Dataset records:
# # # # # # #

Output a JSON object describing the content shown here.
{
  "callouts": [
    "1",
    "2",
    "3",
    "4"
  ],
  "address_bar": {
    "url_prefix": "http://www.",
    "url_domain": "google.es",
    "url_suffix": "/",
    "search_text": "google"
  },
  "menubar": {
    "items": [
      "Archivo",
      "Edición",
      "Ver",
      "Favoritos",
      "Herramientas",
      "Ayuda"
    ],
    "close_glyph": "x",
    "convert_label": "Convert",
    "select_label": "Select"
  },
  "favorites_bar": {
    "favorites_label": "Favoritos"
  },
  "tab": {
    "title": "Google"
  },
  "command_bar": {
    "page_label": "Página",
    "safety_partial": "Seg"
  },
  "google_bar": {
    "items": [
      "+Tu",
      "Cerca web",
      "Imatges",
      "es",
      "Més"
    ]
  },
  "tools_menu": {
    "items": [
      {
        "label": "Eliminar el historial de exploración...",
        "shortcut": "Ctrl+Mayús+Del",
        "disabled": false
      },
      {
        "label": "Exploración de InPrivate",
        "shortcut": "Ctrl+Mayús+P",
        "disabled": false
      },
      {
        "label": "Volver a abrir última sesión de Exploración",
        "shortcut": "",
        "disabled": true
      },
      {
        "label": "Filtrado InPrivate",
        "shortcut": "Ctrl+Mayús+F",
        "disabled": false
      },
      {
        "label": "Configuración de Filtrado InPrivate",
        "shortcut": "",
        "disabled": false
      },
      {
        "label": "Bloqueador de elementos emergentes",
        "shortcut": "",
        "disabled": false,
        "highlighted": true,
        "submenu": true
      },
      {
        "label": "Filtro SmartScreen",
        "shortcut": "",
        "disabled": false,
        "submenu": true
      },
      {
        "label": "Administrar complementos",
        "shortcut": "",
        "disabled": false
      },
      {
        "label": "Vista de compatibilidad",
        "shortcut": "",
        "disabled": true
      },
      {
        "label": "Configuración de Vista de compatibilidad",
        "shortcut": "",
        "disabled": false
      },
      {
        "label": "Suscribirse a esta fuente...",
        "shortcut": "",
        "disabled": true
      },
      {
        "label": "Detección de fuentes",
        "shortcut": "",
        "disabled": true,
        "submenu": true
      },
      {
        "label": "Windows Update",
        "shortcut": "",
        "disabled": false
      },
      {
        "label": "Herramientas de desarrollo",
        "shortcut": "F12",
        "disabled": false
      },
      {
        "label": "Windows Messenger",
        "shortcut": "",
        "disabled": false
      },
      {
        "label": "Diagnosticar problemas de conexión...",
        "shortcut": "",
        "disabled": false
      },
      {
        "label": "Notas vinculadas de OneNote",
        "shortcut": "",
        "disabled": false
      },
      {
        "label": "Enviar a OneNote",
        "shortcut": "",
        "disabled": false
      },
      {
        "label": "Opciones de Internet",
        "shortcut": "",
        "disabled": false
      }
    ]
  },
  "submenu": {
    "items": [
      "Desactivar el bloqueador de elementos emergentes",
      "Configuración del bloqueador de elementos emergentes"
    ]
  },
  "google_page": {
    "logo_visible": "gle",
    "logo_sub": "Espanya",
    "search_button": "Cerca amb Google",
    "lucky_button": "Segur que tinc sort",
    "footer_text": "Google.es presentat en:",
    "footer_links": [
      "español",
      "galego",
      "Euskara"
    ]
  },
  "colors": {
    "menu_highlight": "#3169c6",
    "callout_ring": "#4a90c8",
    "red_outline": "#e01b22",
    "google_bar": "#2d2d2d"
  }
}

# # # # # # #

Pick out every line above that holds the word "compatibilidad" and copy it.

        "label": "Vista de compatibilidad",
        "label": "Configuración de Vista de compatibilidad",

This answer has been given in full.